Retype the records that come next, word for word.

══════

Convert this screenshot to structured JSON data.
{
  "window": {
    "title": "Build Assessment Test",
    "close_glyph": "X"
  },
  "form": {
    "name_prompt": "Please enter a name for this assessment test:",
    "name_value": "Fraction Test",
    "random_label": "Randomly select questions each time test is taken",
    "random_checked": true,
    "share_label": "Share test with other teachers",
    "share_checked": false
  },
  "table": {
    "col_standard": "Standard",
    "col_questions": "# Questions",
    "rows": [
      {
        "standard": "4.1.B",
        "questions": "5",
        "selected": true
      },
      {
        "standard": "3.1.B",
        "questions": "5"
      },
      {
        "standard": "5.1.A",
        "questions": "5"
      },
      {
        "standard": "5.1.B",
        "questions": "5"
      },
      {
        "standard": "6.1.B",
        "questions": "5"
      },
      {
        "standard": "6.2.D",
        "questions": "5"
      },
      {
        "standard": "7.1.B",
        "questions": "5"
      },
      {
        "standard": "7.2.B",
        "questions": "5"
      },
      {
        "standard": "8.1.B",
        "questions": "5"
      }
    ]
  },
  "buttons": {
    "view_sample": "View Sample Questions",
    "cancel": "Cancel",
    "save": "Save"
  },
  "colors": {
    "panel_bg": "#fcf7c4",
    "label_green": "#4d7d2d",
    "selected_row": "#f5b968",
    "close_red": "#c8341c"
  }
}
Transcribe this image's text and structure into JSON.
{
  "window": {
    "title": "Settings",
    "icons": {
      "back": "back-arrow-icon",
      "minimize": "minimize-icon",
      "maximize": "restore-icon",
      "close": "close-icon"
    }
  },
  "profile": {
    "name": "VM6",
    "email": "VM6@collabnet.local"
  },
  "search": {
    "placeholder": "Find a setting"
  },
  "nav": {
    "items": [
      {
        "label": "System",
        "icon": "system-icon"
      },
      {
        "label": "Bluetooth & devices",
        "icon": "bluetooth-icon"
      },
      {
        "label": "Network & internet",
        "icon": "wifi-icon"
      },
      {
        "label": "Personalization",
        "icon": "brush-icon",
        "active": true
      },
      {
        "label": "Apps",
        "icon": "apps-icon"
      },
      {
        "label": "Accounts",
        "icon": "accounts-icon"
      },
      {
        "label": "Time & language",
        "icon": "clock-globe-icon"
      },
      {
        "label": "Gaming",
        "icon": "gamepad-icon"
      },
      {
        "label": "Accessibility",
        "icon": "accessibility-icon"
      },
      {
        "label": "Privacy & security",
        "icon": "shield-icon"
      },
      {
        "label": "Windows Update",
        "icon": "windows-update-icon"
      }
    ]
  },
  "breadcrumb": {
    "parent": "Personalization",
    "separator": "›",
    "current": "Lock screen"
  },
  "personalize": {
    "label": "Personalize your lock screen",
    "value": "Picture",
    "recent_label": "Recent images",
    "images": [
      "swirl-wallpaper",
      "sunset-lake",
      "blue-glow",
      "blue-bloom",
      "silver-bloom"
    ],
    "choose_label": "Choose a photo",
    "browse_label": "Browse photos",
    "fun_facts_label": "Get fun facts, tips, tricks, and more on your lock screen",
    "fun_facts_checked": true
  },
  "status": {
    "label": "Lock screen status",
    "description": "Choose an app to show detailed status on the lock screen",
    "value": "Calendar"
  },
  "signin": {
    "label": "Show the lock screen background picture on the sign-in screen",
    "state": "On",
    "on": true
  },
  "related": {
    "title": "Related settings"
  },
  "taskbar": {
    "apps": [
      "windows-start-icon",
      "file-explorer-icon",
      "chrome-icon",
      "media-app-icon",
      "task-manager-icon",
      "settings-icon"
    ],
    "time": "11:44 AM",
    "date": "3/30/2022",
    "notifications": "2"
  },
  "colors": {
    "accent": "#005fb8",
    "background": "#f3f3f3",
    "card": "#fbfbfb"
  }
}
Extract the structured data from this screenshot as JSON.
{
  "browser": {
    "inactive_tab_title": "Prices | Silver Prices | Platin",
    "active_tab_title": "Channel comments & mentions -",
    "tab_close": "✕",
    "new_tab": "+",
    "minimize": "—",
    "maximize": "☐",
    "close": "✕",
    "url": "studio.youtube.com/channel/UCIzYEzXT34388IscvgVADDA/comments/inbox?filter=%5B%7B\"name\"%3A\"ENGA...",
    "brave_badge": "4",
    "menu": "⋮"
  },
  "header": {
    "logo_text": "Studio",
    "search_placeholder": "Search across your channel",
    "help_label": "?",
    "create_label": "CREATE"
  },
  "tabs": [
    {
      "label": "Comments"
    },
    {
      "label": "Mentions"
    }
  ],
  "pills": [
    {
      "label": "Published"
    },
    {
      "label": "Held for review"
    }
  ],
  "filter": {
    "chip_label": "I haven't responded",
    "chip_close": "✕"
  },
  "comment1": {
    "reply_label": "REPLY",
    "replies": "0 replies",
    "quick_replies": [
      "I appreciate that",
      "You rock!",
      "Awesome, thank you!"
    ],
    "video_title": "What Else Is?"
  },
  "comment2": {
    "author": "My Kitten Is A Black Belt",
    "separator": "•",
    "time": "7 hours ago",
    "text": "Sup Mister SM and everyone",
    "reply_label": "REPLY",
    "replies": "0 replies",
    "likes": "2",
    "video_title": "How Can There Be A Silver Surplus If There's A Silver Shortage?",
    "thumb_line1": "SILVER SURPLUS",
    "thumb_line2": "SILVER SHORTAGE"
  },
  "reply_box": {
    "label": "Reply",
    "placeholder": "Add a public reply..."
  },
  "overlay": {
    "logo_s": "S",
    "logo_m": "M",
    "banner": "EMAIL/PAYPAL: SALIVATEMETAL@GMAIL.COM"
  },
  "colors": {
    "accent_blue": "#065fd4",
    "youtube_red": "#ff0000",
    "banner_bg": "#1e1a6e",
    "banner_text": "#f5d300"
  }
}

══════

COMPLETE OUTPUT ->
Convert this screenshot to structured JSON data.
{
  "window": {
    "title": "Build Assessment Test",
    "close_glyph": "X"
  },
  "form": {
    "name_prompt": "Please enter a name for this assessment test:",
    "name_value": "Fraction Test",
    "random_label": "Randomly select questions each time test is taken",
    "random_checked": true,
    "share_label": "Share test with other teachers",
    "share_checked": false
  },
  "table": {
    "col_standard": "Standard",
    "col_questions": "# Questions",
    "rows": [
      {
        "standard": "4.1.B",
        "questions": "5",
        "selected": true
      },
      {
        "standard": "3.1.B",
        "questions": "5"
      },
      {
        "standard": "5.1.A",
        "questions": "5"
      },
      {
        "standard": "5.1.B",
        "questions": "5"
      },
      {
        "standard": "6.1.B",
        "questions": "5"
      },
      {
        "standard": "6.2.D",
        "questions": "5"
      },
      {
        "standard": "7.1.B",
        "questions": "5"
      },
      {
        "standard": "7.2.B",
        "questions": "5"
      },
      {
        "standard": "8.1.B",
        "questions": "5"
      }
    ]
  },
  "buttons": {
    "view_sample": "View Sample Questions",
    "cancel": "Cancel",
    "save": "Save"
  },
  "colors": {
    "panel_bg": "#fcf7c4",
    "label_green": "#4d7d2d",
    "selected_row": "#f5b968",
    "close_red": "#c8341c"
  }
}
Transcribe this image's text and structure into JSON.
{
  "window": {
    "title": "Settings",
    "icons": {
      "back": "back-arrow-icon",
      "minimize": "minimize-icon",
      "maximize": "restore-icon",
      "close": "close-icon"
    }
  },
  "profile": {
    "name": "VM6",
    "email": "VM6@collabnet.local"
  },
  "search": {
    "placeholder": "Find a setting"
  },
  "nav": {
    "items": [
      {
        "label": "System",
        "icon": "system-icon"
      },
      {
        "label": "Bluetooth & devices",
        "icon": "bluetooth-icon"
      },
      {
        "label": "Network & internet",
        "icon": "wifi-icon"
      },
      {
        "label": "Personalization",
        "icon": "brush-icon",
        "active": true
      },
      {
        "label": "Apps",
        "icon": "apps-icon"
      },
      {
        "label": "Accounts",
        "icon": "accounts-icon"
      },
      {
        "label": "Time & language",
        "icon": "clock-globe-icon"
      },
      {
        "label": "Gaming",
        "icon": "gamepad-icon"
      },
      {
        "label": "Accessibility",
        "icon": "accessibility-icon"
      },
      {
        "label": "Privacy & security",
        "icon": "shield-icon"
      },
      {
        "label": "Windows Update",
        "icon": "windows-update-icon"
      }
    ]
  },
  "breadcrumb": {
    "parent": "Personalization",
    "separator": "›",
    "current": "Lock screen"
  },
  "personalize": {
    "label": "Personalize your lock screen",
    "value": "Picture",
    "recent_label": "Recent images",
    "images": [
      "swirl-wallpaper",
      "sunset-lake",
      "blue-glow",
      "blue-bloom",
      "silver-bloom"
    ],
    "choose_label": "Choose a photo",
    "browse_label": "Browse photos",
    "fun_facts_label": "Get fun facts, tips, tricks, and more on your lock screen",
    "fun_facts_checked": true
  },
  "status": {
    "label": "Lock screen status",
    "description": "Choose an app to show detailed status on the lock screen",
    "value": "Calendar"
  },
  "signin": {
    "label": "Show the lock screen background picture on the sign-in screen",
    "state": "On",
    "on": true
  },
  "related": {
    "title": "Related settings"
  },
  "taskbar": {
    "apps": [
      "windows-start-icon",
      "file-explorer-icon",
      "chrome-icon",
      "media-app-icon",
      "task-manager-icon",
      "settings-icon"
    ],
    "time": "11:44 AM",
    "date": "3/30/2022",
    "notifications": "2"
  },
  "colors": {
    "accent": "#005fb8",
    "background": "#f3f3f3",
    "card": "#fbfbfb"
  }
}
Extract the structured data from this screenshot as JSON.
{
  "browser": {
    "inactive_tab_title": "Prices | Silver Prices | Platin",
    "active_tab_title": "Channel comments & mentions -",
    "tab_close": "✕",
    "new_tab": "+",
    "minimize": "—",
    "maximize": "☐",
    "close": "✕",
    "url": "studio.youtube.com/channel/UCIzYEzXT34388IscvgVADDA/comments/inbox?filter=%5B%7B\"name\"%3A\"ENGA...",
    "brave_badge": "4",
    "menu": "⋮"
  },
  "header": {
    "logo_text": "Studio",
    "search_placeholder": "Search across your channel",
    "help_label": "?",
    "create_label": "CREATE"
  },
  "tabs": [
    {
      "label": "Comments"
    },
    {
      "label": "Mentions"
    }
  ],
  "pills": [
    {
      "label": "Published"
    },
    {
      "label": "Held for review"
    }
  ],
  "filter": {
    "chip_label": "I haven't responded",
    "chip_close": "✕"
  },
  "comment1": {
    "reply_label": "REPLY",
    "replies": "0 replies",
    "quick_replies": [
      "I appreciate that",
      "You rock!",
      "Awesome, thank you!"
    ],
    "video_title": "What Else Is?"
  },
  "comment2": {
    "author": "My Kitten Is A Black Belt",
    "separator": "•",
    "time": "7 hours ago",
    "text": "Sup Mister SM and everyone",
    "reply_label": "REPLY",
    "replies": "0 replies",
    "likes": "2",
    "video_title": "How Can There Be A Silver Surplus If There's A Silver Shortage?",
    "thumb_line1": "SILVER SURPLUS",
    "thumb_line2": "SILVER SHORTAGE"
  },
  "reply_box": {
    "label": "Reply",
    "placeholder": "Add a public reply..."
  },
  "overlay": {
    "logo_s": "S",
    "logo_m": "M",
    "banner": "EMAIL/PAYPAL: SALIVATEMETAL@GMAIL.COM"
  },
  "colors": {
    "accent_blue": "#065fd4",
    "youtube_red": "#ff0000",
    "banner_bg": "#1e1a6e",
    "banner_text": "#f5d300"
  }
}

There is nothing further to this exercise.